» DATA FOR THIS EXERCISE
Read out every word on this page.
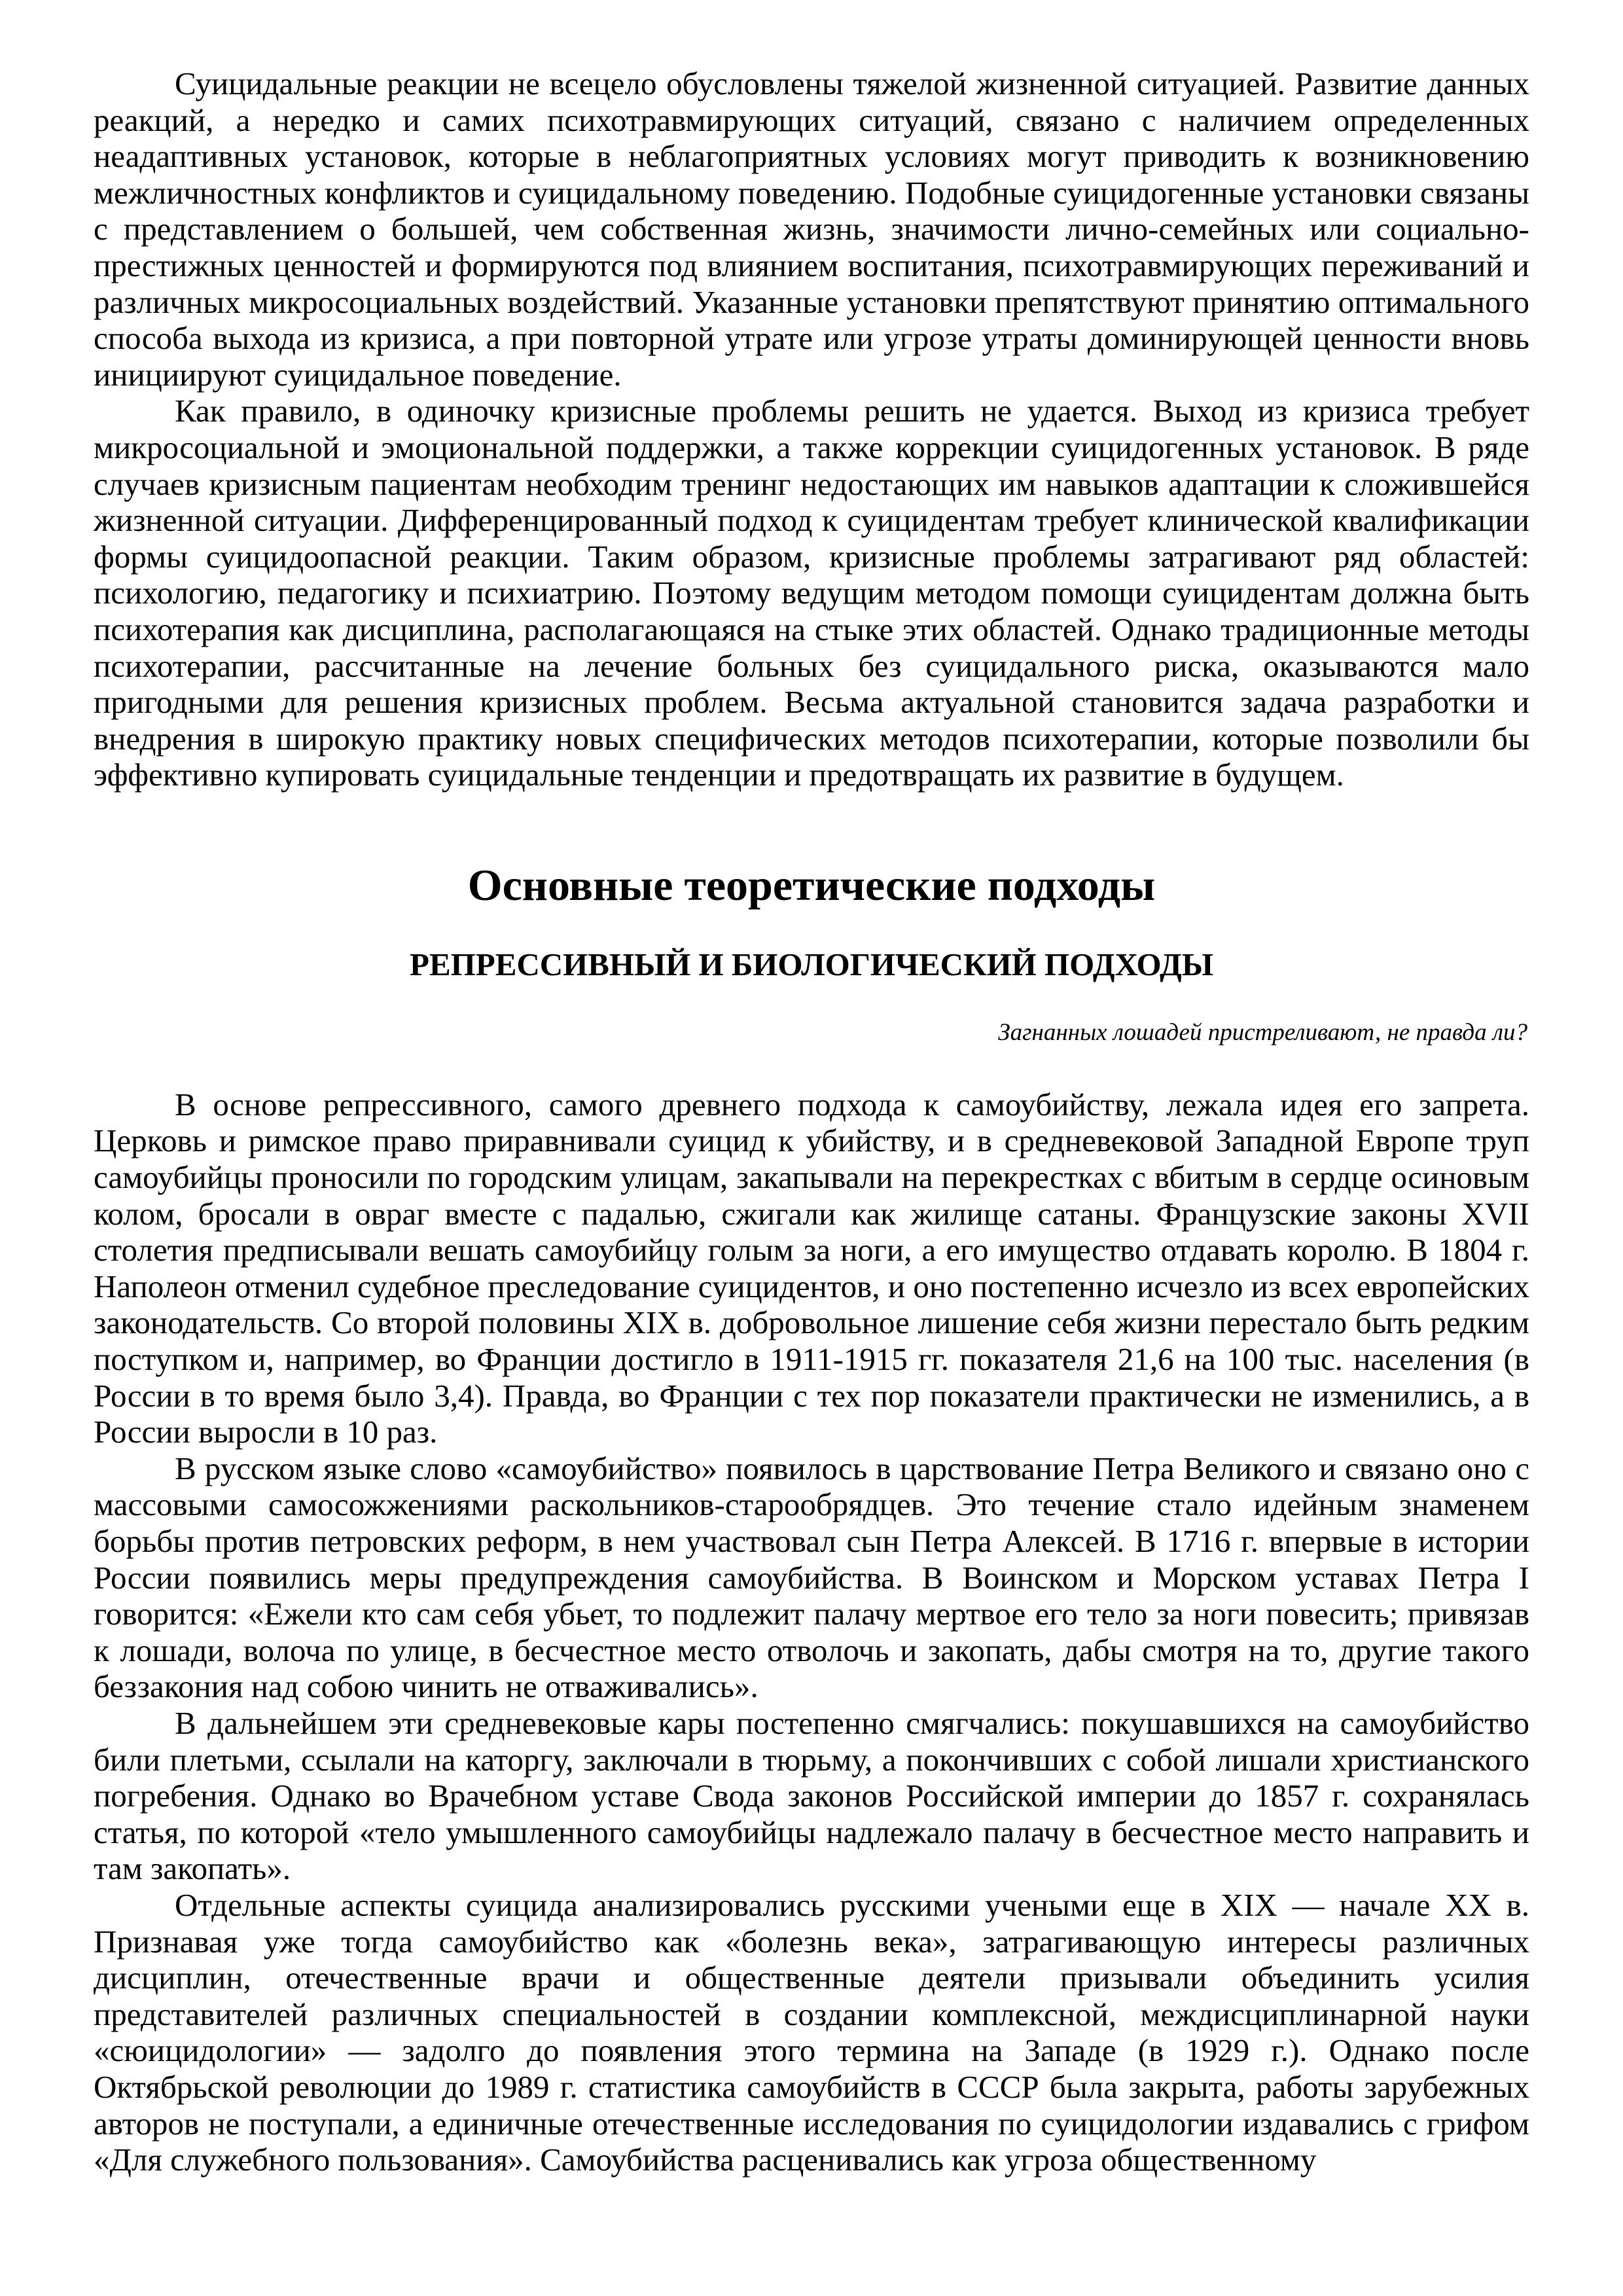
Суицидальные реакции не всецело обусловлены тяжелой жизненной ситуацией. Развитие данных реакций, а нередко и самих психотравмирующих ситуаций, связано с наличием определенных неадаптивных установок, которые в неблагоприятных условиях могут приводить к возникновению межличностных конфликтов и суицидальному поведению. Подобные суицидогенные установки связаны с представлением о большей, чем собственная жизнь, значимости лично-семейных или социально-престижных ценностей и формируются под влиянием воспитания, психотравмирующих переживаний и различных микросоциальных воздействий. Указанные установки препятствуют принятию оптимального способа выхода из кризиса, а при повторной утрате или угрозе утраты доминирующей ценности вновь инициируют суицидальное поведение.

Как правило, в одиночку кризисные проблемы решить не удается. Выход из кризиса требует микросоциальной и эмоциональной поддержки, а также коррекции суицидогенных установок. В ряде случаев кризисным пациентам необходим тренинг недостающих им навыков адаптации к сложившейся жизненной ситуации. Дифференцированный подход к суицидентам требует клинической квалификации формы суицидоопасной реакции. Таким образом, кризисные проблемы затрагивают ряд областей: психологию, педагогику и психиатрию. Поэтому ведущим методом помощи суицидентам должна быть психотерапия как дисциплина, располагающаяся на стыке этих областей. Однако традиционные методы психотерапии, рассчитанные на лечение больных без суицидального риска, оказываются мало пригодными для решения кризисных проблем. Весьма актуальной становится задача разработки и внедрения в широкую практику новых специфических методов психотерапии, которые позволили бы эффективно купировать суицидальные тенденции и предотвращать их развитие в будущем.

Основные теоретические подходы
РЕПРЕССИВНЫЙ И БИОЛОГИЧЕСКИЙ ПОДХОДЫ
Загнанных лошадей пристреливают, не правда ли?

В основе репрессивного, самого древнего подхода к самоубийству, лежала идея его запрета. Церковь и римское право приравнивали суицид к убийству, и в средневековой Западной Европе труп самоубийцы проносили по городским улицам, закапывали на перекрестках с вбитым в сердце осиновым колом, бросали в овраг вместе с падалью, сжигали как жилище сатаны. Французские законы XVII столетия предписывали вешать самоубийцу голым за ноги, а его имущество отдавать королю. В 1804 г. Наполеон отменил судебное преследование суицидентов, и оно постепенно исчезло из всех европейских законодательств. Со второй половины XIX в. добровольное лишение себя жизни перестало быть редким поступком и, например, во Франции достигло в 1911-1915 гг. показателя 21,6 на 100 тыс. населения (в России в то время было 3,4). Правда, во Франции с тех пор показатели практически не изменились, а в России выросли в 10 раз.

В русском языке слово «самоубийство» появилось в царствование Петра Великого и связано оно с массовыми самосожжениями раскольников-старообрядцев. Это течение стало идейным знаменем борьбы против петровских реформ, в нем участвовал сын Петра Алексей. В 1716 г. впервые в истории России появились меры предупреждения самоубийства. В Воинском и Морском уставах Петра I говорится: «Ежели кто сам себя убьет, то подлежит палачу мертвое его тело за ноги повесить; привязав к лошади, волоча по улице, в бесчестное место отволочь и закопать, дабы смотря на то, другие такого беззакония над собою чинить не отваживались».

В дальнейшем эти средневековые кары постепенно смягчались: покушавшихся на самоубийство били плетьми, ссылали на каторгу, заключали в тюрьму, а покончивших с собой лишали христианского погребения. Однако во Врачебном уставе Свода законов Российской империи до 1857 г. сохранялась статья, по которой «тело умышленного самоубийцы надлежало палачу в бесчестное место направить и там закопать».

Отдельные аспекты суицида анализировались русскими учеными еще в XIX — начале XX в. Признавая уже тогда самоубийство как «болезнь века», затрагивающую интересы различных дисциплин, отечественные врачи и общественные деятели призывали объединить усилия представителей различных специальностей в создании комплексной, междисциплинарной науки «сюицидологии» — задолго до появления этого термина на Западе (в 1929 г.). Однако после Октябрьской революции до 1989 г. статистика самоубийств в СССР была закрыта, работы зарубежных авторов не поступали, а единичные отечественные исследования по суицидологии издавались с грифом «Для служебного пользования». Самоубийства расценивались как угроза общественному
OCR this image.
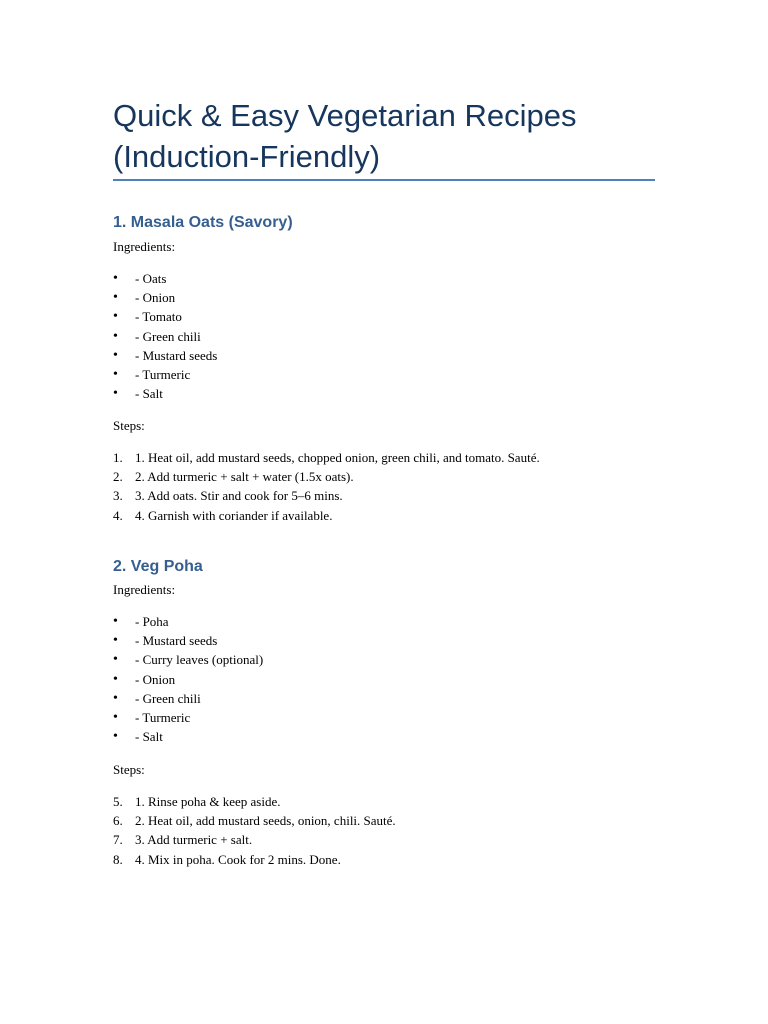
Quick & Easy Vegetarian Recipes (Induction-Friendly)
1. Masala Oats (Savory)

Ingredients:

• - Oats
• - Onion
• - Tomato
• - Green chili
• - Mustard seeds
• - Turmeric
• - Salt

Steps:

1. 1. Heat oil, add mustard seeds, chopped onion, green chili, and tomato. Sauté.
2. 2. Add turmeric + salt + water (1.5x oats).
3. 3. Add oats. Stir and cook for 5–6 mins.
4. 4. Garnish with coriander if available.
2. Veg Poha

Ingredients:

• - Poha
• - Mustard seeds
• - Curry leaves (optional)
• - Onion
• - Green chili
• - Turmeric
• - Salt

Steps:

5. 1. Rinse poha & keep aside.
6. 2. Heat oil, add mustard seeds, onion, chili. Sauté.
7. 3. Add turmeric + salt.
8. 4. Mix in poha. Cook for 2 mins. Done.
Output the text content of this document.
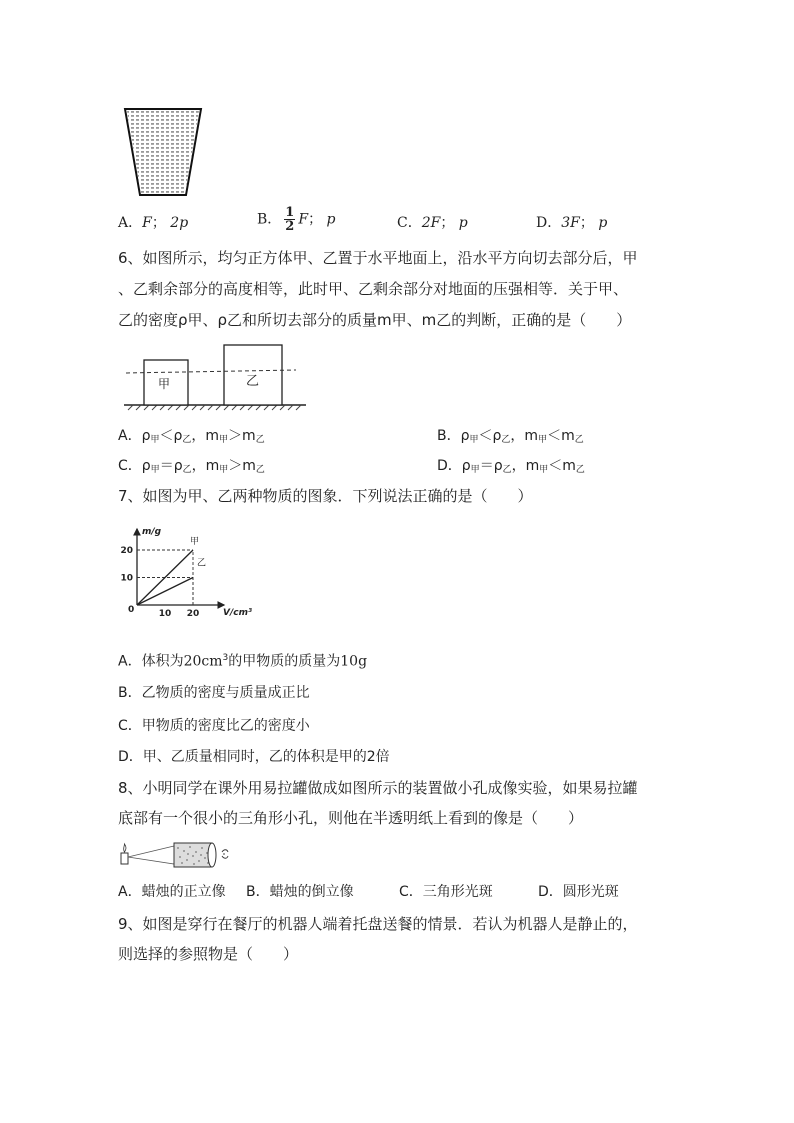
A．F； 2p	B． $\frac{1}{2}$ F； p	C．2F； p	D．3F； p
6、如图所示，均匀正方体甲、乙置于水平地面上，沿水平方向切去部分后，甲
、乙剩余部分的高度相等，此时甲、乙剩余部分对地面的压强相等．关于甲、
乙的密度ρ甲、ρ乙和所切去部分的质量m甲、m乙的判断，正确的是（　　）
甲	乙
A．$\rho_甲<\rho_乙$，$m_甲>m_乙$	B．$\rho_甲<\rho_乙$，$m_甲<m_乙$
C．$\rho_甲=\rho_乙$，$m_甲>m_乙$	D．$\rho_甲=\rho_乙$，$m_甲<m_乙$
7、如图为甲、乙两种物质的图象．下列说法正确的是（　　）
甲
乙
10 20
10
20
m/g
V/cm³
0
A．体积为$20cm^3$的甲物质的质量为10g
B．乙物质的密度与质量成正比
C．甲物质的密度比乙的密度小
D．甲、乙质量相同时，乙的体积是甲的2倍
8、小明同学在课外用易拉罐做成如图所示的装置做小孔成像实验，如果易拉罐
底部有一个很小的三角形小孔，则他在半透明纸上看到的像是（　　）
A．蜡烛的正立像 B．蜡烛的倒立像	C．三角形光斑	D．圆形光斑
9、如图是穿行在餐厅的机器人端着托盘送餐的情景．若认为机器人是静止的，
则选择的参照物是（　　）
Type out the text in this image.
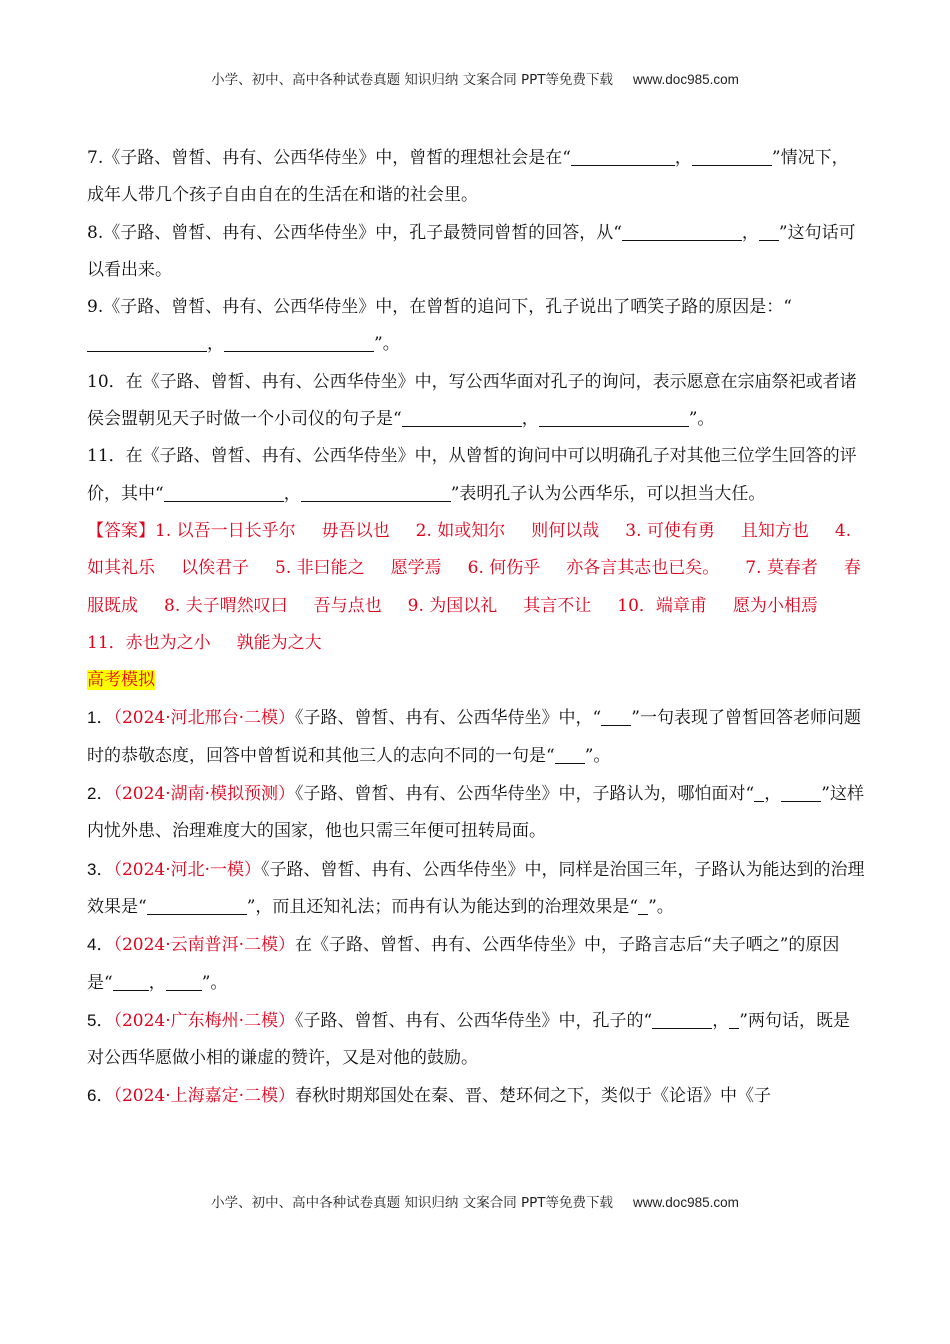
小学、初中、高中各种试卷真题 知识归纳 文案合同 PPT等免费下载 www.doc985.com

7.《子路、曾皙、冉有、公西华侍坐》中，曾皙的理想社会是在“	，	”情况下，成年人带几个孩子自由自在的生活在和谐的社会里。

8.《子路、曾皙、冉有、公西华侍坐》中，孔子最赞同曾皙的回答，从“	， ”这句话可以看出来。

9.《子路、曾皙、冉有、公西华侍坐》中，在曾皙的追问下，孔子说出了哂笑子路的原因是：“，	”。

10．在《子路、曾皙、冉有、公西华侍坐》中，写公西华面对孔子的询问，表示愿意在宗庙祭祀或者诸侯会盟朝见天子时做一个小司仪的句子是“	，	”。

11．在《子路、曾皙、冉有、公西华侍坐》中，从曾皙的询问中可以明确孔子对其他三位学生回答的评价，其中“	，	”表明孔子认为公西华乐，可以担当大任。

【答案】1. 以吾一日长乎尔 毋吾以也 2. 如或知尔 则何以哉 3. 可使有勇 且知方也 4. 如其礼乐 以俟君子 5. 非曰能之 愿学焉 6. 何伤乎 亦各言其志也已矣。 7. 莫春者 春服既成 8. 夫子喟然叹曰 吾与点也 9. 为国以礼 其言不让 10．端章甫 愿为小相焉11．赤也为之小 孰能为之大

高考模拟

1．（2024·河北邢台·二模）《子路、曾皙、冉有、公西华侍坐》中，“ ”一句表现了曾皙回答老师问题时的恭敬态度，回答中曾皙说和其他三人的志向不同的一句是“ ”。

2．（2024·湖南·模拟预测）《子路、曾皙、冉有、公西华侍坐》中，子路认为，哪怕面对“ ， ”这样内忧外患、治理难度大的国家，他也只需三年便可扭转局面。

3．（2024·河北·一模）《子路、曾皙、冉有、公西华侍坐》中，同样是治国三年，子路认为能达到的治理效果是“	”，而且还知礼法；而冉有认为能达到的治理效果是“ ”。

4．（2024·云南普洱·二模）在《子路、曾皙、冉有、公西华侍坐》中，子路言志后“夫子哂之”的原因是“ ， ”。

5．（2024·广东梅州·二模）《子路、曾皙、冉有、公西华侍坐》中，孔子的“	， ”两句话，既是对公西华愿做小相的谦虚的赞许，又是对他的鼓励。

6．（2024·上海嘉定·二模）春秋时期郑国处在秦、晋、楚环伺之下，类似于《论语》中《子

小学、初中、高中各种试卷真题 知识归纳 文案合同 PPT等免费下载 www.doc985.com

» SHORT PROBLEM
Output exactly the lines from the line with "Type out the text in this image." to the last line of the records, including both, and leave every picture out.

» ANSWER TO THE PROBLEM
Type out the text in this image.
小学、初中、高中各种试卷真题 知识归纳 文案合同 PPT等免费下载 www.doc985.com

7.《子路、曾皙、冉有、公西华侍坐》中，曾皙的理想社会是在“	，	”情况下，成年人带几个孩子自由自在的生活在和谐的社会里。

8.《子路、曾皙、冉有、公西华侍坐》中，孔子最赞同曾皙的回答，从“	， ”这句话可以看出来。

9.《子路、曾皙、冉有、公西华侍坐》中，在曾皙的追问下，孔子说出了哂笑子路的原因是：“，	”。

10．在《子路、曾皙、冉有、公西华侍坐》中，写公西华面对孔子的询问，表示愿意在宗庙祭祀或者诸侯会盟朝见天子时做一个小司仪的句子是“	，	”。

11．在《子路、曾皙、冉有、公西华侍坐》中，从曾皙的询问中可以明确孔子对其他三位学生回答的评价，其中“	，	”表明孔子认为公西华乐，可以担当大任。

【答案】1. 以吾一日长乎尔 毋吾以也 2. 如或知尔 则何以哉 3. 可使有勇 且知方也 4. 如其礼乐 以俟君子 5. 非曰能之 愿学焉 6. 何伤乎 亦各言其志也已矣。 7. 莫春者 春服既成 8. 夫子喟然叹曰 吾与点也 9. 为国以礼 其言不让 10．端章甫 愿为小相焉11．赤也为之小 孰能为之大

高考模拟

1．（2024·河北邢台·二模）《子路、曾皙、冉有、公西华侍坐》中，“ ”一句表现了曾皙回答老师问题时的恭敬态度，回答中曾皙说和其他三人的志向不同的一句是“ ”。

2．（2024·湖南·模拟预测）《子路、曾皙、冉有、公西华侍坐》中，子路认为，哪怕面对“ ， ”这样内忧外患、治理难度大的国家，他也只需三年便可扭转局面。

3．（2024·河北·一模）《子路、曾皙、冉有、公西华侍坐》中，同样是治国三年，子路认为能达到的治理效果是“	”，而且还知礼法；而冉有认为能达到的治理效果是“ ”。

4．（2024·云南普洱·二模）在《子路、曾皙、冉有、公西华侍坐》中，子路言志后“夫子哂之”的原因是“ ， ”。

5．（2024·广东梅州·二模）《子路、曾皙、冉有、公西华侍坐》中，孔子的“	， ”两句话，既是对公西华愿做小相的谦虚的赞许，又是对他的鼓励。

6．（2024·上海嘉定·二模）春秋时期郑国处在秦、晋、楚环伺之下，类似于《论语》中《子

小学、初中、高中各种试卷真题 知识归纳 文案合同 PPT等免费下载 www.doc985.com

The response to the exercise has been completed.